▶ [The input]
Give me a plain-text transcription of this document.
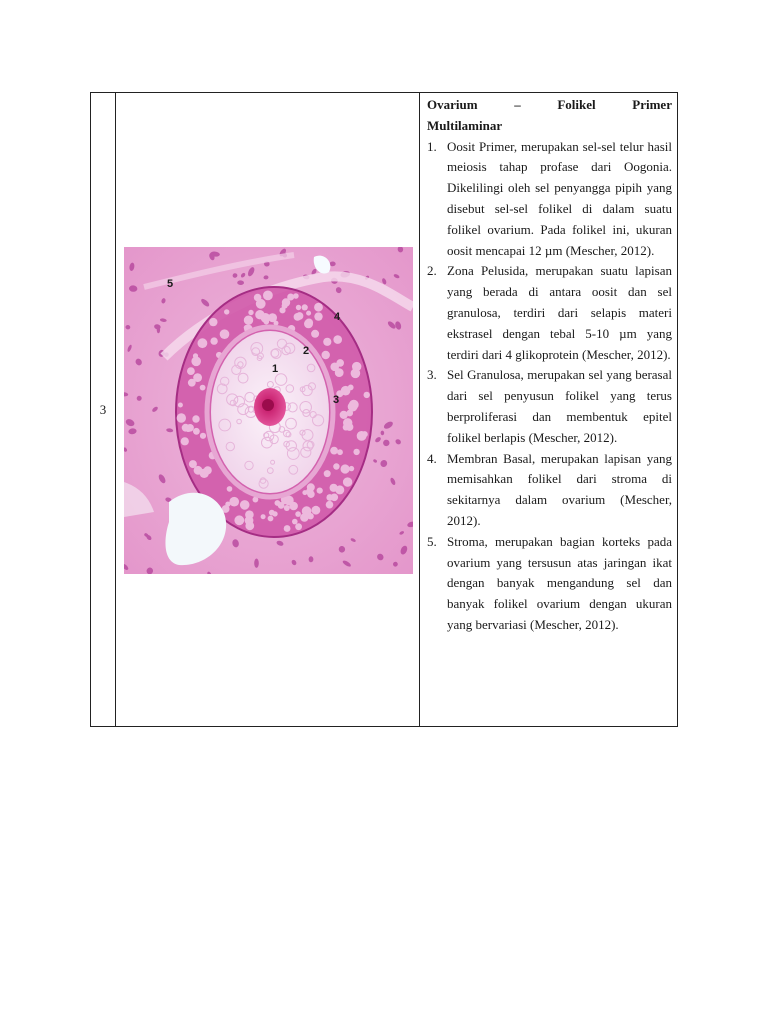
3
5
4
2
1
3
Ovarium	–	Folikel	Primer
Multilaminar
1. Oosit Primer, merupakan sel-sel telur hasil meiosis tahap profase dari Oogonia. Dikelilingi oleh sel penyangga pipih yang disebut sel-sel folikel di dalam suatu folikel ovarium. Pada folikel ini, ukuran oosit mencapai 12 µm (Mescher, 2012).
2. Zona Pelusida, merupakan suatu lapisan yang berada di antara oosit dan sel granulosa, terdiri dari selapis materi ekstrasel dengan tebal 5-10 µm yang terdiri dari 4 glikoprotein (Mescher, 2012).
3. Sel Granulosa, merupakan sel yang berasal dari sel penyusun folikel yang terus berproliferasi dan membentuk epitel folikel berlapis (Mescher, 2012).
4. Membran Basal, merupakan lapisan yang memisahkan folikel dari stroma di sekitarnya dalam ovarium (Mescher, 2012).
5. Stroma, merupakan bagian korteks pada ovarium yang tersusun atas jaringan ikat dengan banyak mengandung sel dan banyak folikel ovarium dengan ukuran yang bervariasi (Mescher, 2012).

▶ [Your task] Look through the data and show every line containing "suatu".

▶ [Completed task]
1. Oosit Primer, merupakan sel-sel telur hasil meiosis tahap profase dari Oogonia. Dikelilingi oleh sel penyangga pipih yang disebut sel-sel folikel di dalam suatu folikel ovarium. Pada folikel ini, ukuran oosit mencapai 12 µm (Mescher, 2012).
2. Zona Pelusida, merupakan suatu lapisan yang berada di antara oosit dan sel granulosa, terdiri dari selapis materi ekstrasel dengan tebal 5-10 µm yang terdiri dari 4 glikoprotein (Mescher, 2012).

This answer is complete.